### Set task
Each line of the listing must be transcribed exactly, except for the images, which should be excluded.

### Items
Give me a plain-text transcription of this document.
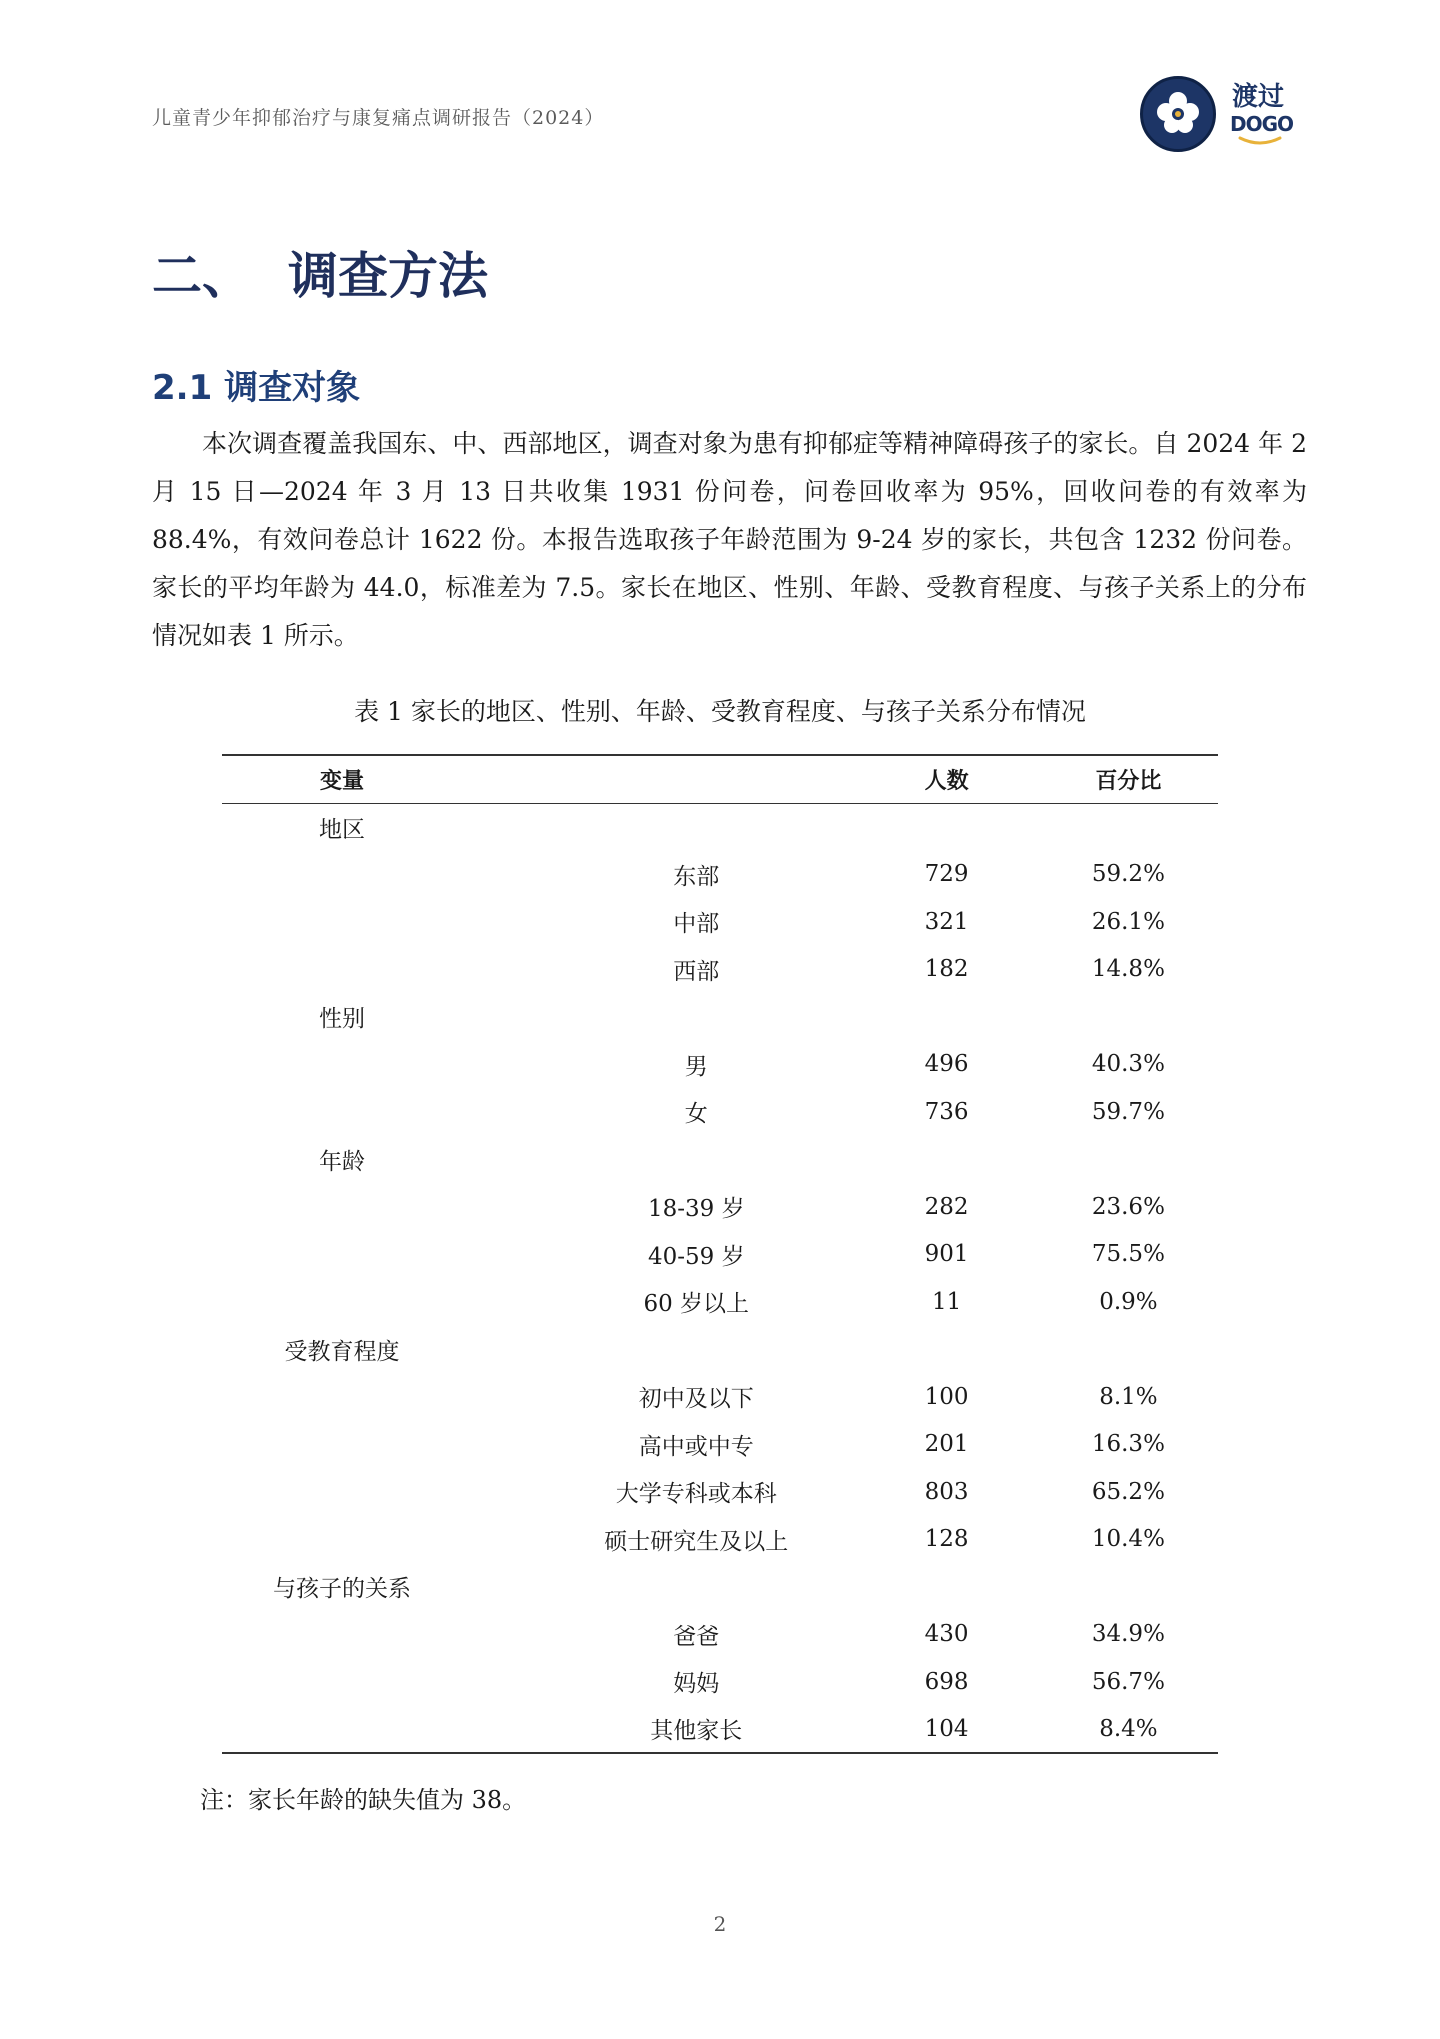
儿童青少年抑郁治疗与康复痛点调研报告（2024）
渡过
DOGO
二、 调查方法
2.1 调查对象

本次调查覆盖我国东、中、西部地区，调查对象为患有抑郁症等精神障碍孩子的家长。自 2024 年 2 月 15 日—2024 年 3 月 13 日共收集 1931 份问卷，问卷回收率为 95%，回收问卷的有效率为 88.4%，有效问卷总计 1622 份。本报告选取孩子年龄范围为 9-24 岁的家长，共包含 1232 份问卷。家长的平均年龄为 44.0，标准差为 7.5。家长在地区、性别、年龄、受教育程度、与孩子关系上的分布情况如表 1 所示。

表 1 家长的地区、性别、年龄、受教育程度、与孩子关系分布情况
变量		人数	百分比
地区			
	东部	729	59.2%
	中部	321	26.1%
	西部	182	14.8%
性别			
	男	496	40.3%
	女	736	59.7%
年龄			
	18-39 岁	282	23.6%
	40-59 岁	901	75.5%
	60 岁以上	11	0.9%
受教育程度			
	初中及以下	100	8.1%
	高中或中专	201	16.3%
	大学专科或本科	803	65.2%
	硕士研究生及以上	128	10.4%
与孩子的关系			
	爸爸	430	34.9%
	妈妈	698	56.7%
	其他家长	104	8.4%
注：家长年龄的缺失值为 38。
2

### Task solution
Give me a plain-text transcription of this document.
儿童青少年抑郁治疗与康复痛点调研报告（2024）
渡过
DOGO
二、 调查方法
2.1 调查对象

本次调查覆盖我国东、中、西部地区，调查对象为患有抑郁症等精神障碍孩子的家长。自 2024 年 2 月 15 日—2024 年 3 月 13 日共收集 1931 份问卷，问卷回收率为 95%，回收问卷的有效率为 88.4%，有效问卷总计 1622 份。本报告选取孩子年龄范围为 9-24 岁的家长，共包含 1232 份问卷。家长的平均年龄为 44.0，标准差为 7.5。家长在地区、性别、年龄、受教育程度、与孩子关系上的分布情况如表 1 所示。

表 1 家长的地区、性别、年龄、受教育程度、与孩子关系分布情况
变量		人数	百分比
地区			
	东部	729	59.2%
	中部	321	26.1%
	西部	182	14.8%
性别			
	男	496	40.3%
	女	736	59.7%
年龄			
	18-39 岁	282	23.6%
	40-59 岁	901	75.5%
	60 岁以上	11	0.9%
受教育程度			
	初中及以下	100	8.1%
	高中或中专	201	16.3%
	大学专科或本科	803	65.2%
	硕士研究生及以上	128	10.4%
与孩子的关系			
	爸爸	430	34.9%
	妈妈	698	56.7%
	其他家长	104	8.4%
注：家长年龄的缺失值为 38。
2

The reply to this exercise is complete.